▶ [Exercise prompt] Go through the data below. List every line that holds the word "with".
# # # # #
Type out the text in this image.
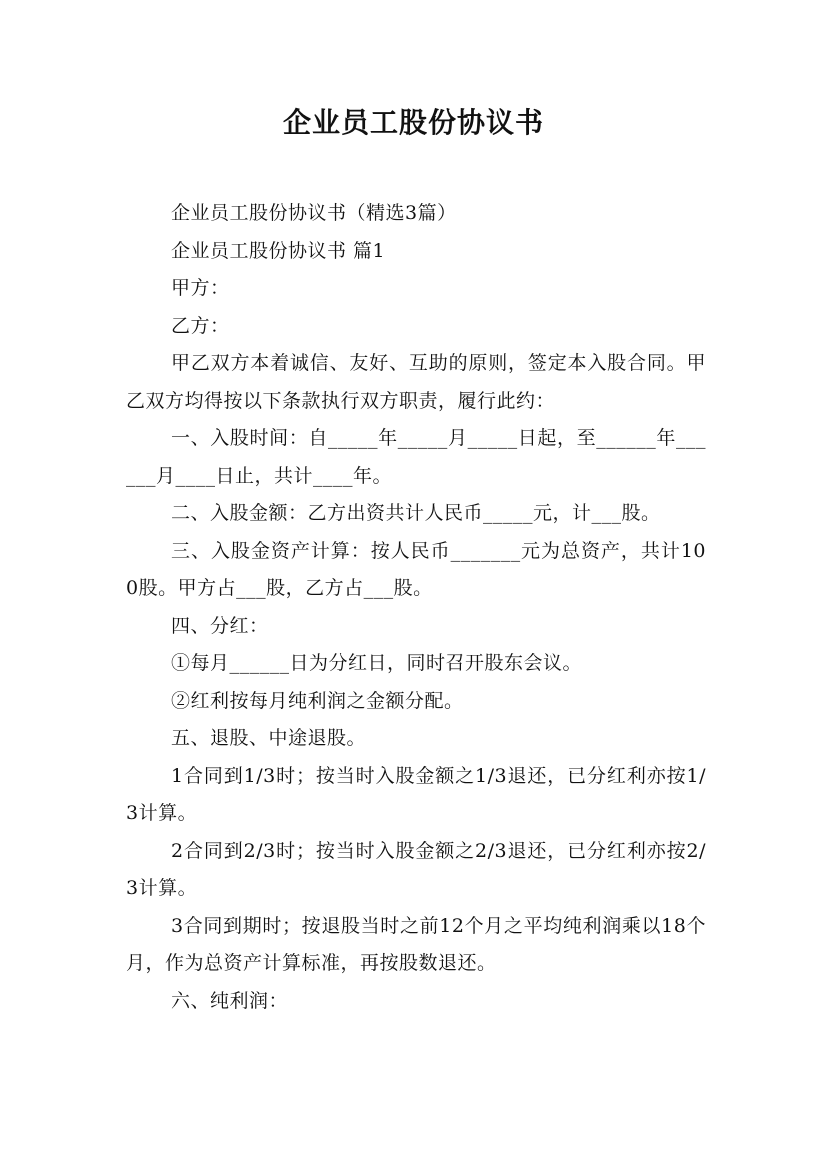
企业员工股份协议书

企业员工股份协议书（精选3篇）

企业员工股份协议书 篇1

甲方：

乙方：

甲乙双方本着诚信、友好、互助的原则，签定本入股合同。甲乙双方均得按以下条款执行双方职责，履行此约：

一、入股时间：自_____年_____月_____日起，至______年______月____日止，共计____年。

二、入股金额：乙方出资共计人民币_____元，计___股。

三、入股金资产计算：按人民币_______元为总资产，共计100股。甲方占___股，乙方占___股。

四、分红：

①每月______日为分红日，同时召开股东会议。

②红利按每月纯利润之金额分配。

五、退股、中途退股。

1合同到1/3时；按当时入股金额之1/3退还，已分红利亦按1/3计算。

2合同到2/3时；按当时入股金额之2/3退还，已分红利亦按2/3计算。

3合同到期时；按退股当时之前12个月之平均纯利润乘以18个月，作为总资产计算标准，再按股数退还。

六、纯利润：
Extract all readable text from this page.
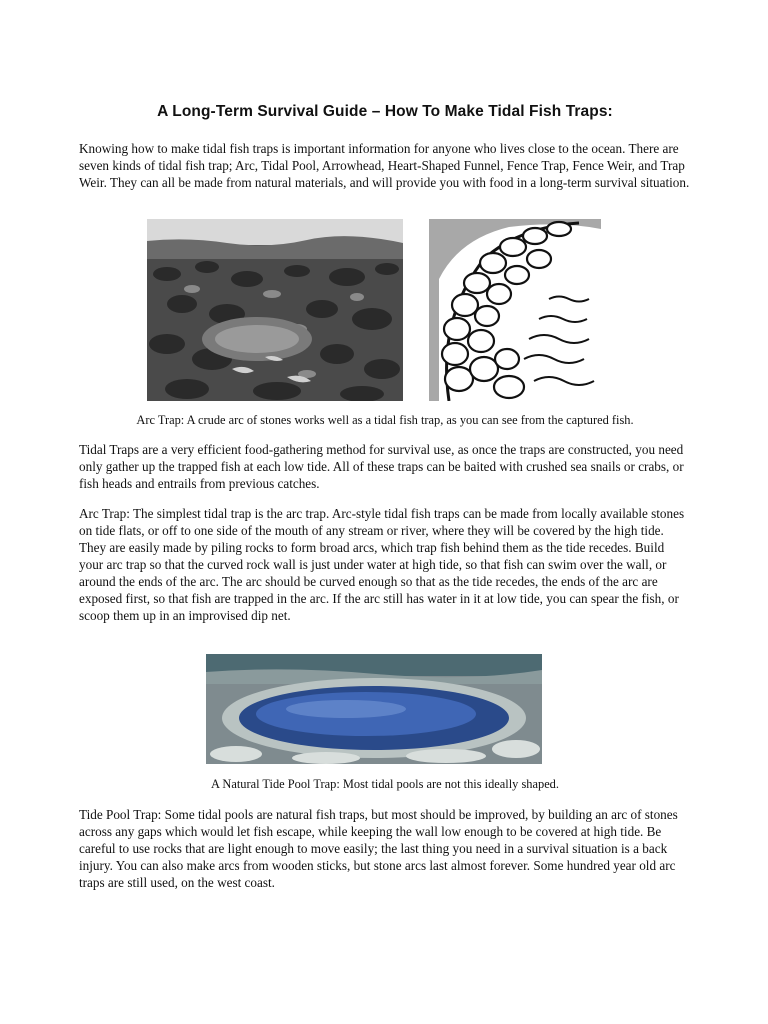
A Long-Term Survival Guide – How To Make Tidal Fish Traps:

Knowing how to make tidal fish traps is important information for anyone who lives close to the ocean. There are seven kinds of tidal fish trap; Arc, Tidal Pool, Arrowhead, Heart-Shaped Funnel, Fence Trap, Fence Weir, and Trap Weir. They can all be made from natural materials, and will provide you with food in a long-term survival situation.

Arc Trap: A crude arc of stones works well as a tidal fish trap, as you can see from the captured fish.

Tidal Traps are a very efficient food-gathering method for survival use, as once the traps are constructed, you need only gather up the trapped fish at each low tide. All of these traps can be baited with crushed sea snails or crabs, or fish heads and entrails from previous catches.

Arc Trap: The simplest tidal trap is the arc trap. Arc-style tidal fish traps can be made from locally available stones on tide flats, or off to one side of the mouth of any stream or river, where they will be covered by the high tide. They are easily made by piling rocks to form broad arcs, which trap fish behind them as the tide recedes. Build your arc trap so that the curved rock wall is just under water at high tide, so that fish can swim over the wall, or around the ends of the arc. The arc should be curved enough so that as the tide recedes, the ends of the arc are exposed first, so that fish are trapped in the arc. If the arc still has water in it at low tide, you can spear the fish, or scoop them up in an improvised dip net.

A Natural Tide Pool Trap: Most tidal pools are not this ideally shaped.

Tide Pool Trap: Some tidal pools are natural fish traps, but most should be improved, by building an arc of stones across any gaps which would let fish escape, while keeping the wall low enough to be covered at high tide. Be careful to use rocks that are light enough to move easily; the last thing you need in a survival situation is a back injury. You can also make arcs from wooden sticks, but stone arcs last almost forever. Some hundred year old arc traps are still used, on the west coast.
# # # # #
▶ [Solution to the exercise]
Knowing how to make tidal fish traps is important information for anyone who lives close to the ocean. There are seven kinds of tidal fish trap; Arc, Tidal Pool, Arrowhead, Heart-Shaped Funnel, Fence Trap, Fence Weir, and Trap Weir. They can all be made from natural materials, and will provide you with food in a long-term survival situation.
Tidal Traps are a very efficient food-gathering method for survival use, as once the traps are constructed, you need only gather up the trapped fish at each low tide. All of these traps can be baited with crushed sea snails or crabs, or fish heads and entrails from previous catches.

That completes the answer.